++++ PROVIDED DATA
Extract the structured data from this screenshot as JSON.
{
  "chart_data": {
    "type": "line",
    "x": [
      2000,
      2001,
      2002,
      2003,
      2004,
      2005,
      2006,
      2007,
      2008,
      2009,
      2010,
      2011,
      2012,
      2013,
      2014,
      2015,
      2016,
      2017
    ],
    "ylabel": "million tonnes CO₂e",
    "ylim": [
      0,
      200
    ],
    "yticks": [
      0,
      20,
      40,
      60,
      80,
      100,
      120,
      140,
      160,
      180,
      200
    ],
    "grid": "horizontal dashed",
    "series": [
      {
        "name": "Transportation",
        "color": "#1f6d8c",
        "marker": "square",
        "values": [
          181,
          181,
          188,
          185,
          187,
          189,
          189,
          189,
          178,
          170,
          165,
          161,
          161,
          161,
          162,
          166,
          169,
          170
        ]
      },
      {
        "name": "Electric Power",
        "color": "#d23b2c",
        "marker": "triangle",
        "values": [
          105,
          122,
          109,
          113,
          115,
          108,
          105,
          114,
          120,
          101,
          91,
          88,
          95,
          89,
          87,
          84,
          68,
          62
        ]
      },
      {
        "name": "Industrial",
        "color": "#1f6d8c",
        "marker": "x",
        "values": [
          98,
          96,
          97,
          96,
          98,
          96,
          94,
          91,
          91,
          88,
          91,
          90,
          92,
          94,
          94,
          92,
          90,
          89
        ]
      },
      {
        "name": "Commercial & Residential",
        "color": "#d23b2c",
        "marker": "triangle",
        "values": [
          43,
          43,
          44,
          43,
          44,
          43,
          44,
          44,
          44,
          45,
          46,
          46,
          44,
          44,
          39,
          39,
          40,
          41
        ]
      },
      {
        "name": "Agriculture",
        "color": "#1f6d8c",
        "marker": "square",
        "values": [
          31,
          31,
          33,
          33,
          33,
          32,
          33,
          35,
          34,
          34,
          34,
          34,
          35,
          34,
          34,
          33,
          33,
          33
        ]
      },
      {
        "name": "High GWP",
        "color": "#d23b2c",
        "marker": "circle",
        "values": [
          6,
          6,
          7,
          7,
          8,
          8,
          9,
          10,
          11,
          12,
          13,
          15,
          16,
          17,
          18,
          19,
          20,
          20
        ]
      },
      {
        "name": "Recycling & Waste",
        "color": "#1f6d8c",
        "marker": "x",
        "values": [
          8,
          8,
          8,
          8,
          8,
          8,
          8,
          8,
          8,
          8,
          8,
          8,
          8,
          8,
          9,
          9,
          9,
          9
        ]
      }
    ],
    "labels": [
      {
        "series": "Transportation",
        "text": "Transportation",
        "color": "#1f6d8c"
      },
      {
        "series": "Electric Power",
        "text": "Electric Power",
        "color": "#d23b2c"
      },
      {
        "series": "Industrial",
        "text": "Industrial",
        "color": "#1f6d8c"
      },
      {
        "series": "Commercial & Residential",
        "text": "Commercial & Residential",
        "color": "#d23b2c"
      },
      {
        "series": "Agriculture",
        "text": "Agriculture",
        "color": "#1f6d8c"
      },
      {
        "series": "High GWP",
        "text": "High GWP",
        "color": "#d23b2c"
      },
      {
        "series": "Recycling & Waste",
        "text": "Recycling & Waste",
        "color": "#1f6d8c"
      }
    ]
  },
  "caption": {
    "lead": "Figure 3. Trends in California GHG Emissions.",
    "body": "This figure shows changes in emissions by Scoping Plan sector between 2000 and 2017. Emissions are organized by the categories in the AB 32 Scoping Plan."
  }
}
++++++++
TASK DIRECTIONS -> Print all of the data exactly as it was given.

RESULT FOR THIS EXERCISE ->
Extract the structured data from this screenshot as JSON.
{
  "chart_data": {
    "type": "line",
    "x": [
      2000,
      2001,
      2002,
      2003,
      2004,
      2005,
      2006,
      2007,
      2008,
      2009,
      2010,
      2011,
      2012,
      2013,
      2014,
      2015,
      2016,
      2017
    ],
    "ylabel": "million tonnes CO₂e",
    "ylim": [
      0,
      200
    ],
    "yticks": [
      0,
      20,
      40,
      60,
      80,
      100,
      120,
      140,
      160,
      180,
      200
    ],
    "grid": "horizontal dashed",
    "series": [
      {
        "name": "Transportation",
        "color": "#1f6d8c",
        "marker": "square",
        "values": [
          181,
          181,
          188,
          185,
          187,
          189,
          189,
          189,
          178,
          170,
          165,
          161,
          161,
          161,
          162,
          166,
          169,
          170
        ]
      },
      {
        "name": "Electric Power",
        "color": "#d23b2c",
        "marker": "triangle",
        "values": [
          105,
          122,
          109,
          113,
          115,
          108,
          105,
          114,
          120,
          101,
          91,
          88,
          95,
          89,
          87,
          84,
          68,
          62
        ]
      },
      {
        "name": "Industrial",
        "color": "#1f6d8c",
        "marker": "x",
        "values": [
          98,
          96,
          97,
          96,
          98,
          96,
          94,
          91,
          91,
          88,
          91,
          90,
          92,
          94,
          94,
          92,
          90,
          89
        ]
      },
      {
        "name": "Commercial & Residential",
        "color": "#d23b2c",
        "marker": "triangle",
        "values": [
          43,
          43,
          44,
          43,
          44,
          43,
          44,
          44,
          44,
          45,
          46,
          46,
          44,
          44,
          39,
          39,
          40,
          41
        ]
      },
      {
        "name": "Agriculture",
        "color": "#1f6d8c",
        "marker": "square",
        "values": [
          31,
          31,
          33,
          33,
          33,
          32,
          33,
          35,
          34,
          34,
          34,
          34,
          35,
          34,
          34,
          33,
          33,
          33
        ]
      },
      {
        "name": "High GWP",
        "color": "#d23b2c",
        "marker": "circle",
        "values": [
          6,
          6,
          7,
          7,
          8,
          8,
          9,
          10,
          11,
          12,
          13,
          15,
          16,
          17,
          18,
          19,
          20,
          20
        ]
      },
      {
        "name": "Recycling & Waste",
        "color": "#1f6d8c",
        "marker": "x",
        "values": [
          8,
          8,
          8,
          8,
          8,
          8,
          8,
          8,
          8,
          8,
          8,
          8,
          8,
          8,
          9,
          9,
          9,
          9
        ]
      }
    ],
    "labels": [
      {
        "series": "Transportation",
        "text": "Transportation",
        "color": "#1f6d8c"
      },
      {
        "series": "Electric Power",
        "text": "Electric Power",
        "color": "#d23b2c"
      },
      {
        "series": "Industrial",
        "text": "Industrial",
        "color": "#1f6d8c"
      },
      {
        "series": "Commercial & Residential",
        "text": "Commercial & Residential",
        "color": "#d23b2c"
      },
      {
        "series": "Agriculture",
        "text": "Agriculture",
        "color": "#1f6d8c"
      },
      {
        "series": "High GWP",
        "text": "High GWP",
        "color": "#d23b2c"
      },
      {
        "series": "Recycling & Waste",
        "text": "Recycling & Waste",
        "color": "#1f6d8c"
      }
    ]
  },
  "caption": {
    "lead": "Figure 3. Trends in California GHG Emissions.",
    "body": "This figure shows changes in emissions by Scoping Plan sector between 2000 and 2017. Emissions are organized by the categories in the AB 32 Scoping Plan."
  }
}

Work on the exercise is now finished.